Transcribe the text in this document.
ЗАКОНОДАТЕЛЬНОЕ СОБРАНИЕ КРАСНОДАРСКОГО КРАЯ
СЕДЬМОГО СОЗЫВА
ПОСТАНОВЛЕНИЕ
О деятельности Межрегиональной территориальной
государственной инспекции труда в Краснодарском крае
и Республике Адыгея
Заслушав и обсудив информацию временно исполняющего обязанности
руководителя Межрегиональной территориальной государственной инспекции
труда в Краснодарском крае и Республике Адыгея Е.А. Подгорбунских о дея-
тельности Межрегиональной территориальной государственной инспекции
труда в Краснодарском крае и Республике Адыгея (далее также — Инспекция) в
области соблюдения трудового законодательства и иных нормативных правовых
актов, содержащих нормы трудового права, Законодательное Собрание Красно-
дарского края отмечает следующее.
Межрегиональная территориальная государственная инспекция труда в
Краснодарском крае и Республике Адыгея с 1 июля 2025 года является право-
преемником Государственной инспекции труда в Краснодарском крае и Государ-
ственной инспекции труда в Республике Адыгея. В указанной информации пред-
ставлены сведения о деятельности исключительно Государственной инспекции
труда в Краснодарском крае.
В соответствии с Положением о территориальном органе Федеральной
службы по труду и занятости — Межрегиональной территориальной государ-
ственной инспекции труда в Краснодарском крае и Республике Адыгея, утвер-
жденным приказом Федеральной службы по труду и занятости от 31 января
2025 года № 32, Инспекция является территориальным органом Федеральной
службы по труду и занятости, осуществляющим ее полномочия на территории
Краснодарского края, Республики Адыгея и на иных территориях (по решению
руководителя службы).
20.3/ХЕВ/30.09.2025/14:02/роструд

#####

§ **Instructions to follow**: Every entry in the listing must be retyped exactly.

§ **Result of the exercise**:
Transcribe the text in this document.
ЗАКОНОДАТЕЛЬНОЕ СОБРАНИЕ КРАСНОДАРСКОГО КРАЯ
СЕДЬМОГО СОЗЫВА
ПОСТАНОВЛЕНИЕ
О деятельности Межрегиональной территориальной
государственной инспекции труда в Краснодарском крае
и Республике Адыгея
Заслушав и обсудив информацию временно исполняющего обязанности
руководителя Межрегиональной территориальной государственной инспекции
труда в Краснодарском крае и Республике Адыгея Е.А. Подгорбунских о дея-
тельности Межрегиональной территориальной государственной инспекции
труда в Краснодарском крае и Республике Адыгея (далее также — Инспекция) в
области соблюдения трудового законодательства и иных нормативных правовых
актов, содержащих нормы трудового права, Законодательное Собрание Красно-
дарского края отмечает следующее.
Межрегиональная территориальная государственная инспекция труда в
Краснодарском крае и Республике Адыгея с 1 июля 2025 года является право-
преемником Государственной инспекции труда в Краснодарском крае и Государ-
ственной инспекции труда в Республике Адыгея. В указанной информации пред-
ставлены сведения о деятельности исключительно Государственной инспекции
труда в Краснодарском крае.
В соответствии с Положением о территориальном органе Федеральной
службы по труду и занятости — Межрегиональной территориальной государ-
ственной инспекции труда в Краснодарском крае и Республике Адыгея, утвер-
жденным приказом Федеральной службы по труду и занятости от 31 января
2025 года № 32, Инспекция является территориальным органом Федеральной
службы по труду и занятости, осуществляющим ее полномочия на территории
Краснодарского края, Республики Адыгея и на иных территориях (по решению
руководителя службы).
20.3/ХЕВ/30.09.2025/14:02/роструд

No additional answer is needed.